-- Required task --
Go through the listing and copy every line word for word.
_____
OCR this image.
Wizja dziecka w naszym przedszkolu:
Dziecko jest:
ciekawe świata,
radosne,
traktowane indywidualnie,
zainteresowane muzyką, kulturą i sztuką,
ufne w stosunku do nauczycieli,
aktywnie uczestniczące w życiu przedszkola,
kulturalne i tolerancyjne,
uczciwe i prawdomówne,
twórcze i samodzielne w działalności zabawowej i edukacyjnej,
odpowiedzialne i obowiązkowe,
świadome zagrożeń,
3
_____
-- Task solution --
OCR this image.
Wizja dziecka w naszym przedszkolu:
Dziecko jest:
ciekawe świata,
radosne,
traktowane indywidualnie,
zainteresowane muzyką, kulturą i sztuką,
ufne w stosunku do nauczycieli,
aktywnie uczestniczące w życiu przedszkola,
kulturalne i tolerancyjne,
uczciwe i prawdomówne,
twórcze i samodzielne w działalności zabawowej i edukacyjnej,
odpowiedzialne i obowiązkowe,
świadome zagrożeń,
3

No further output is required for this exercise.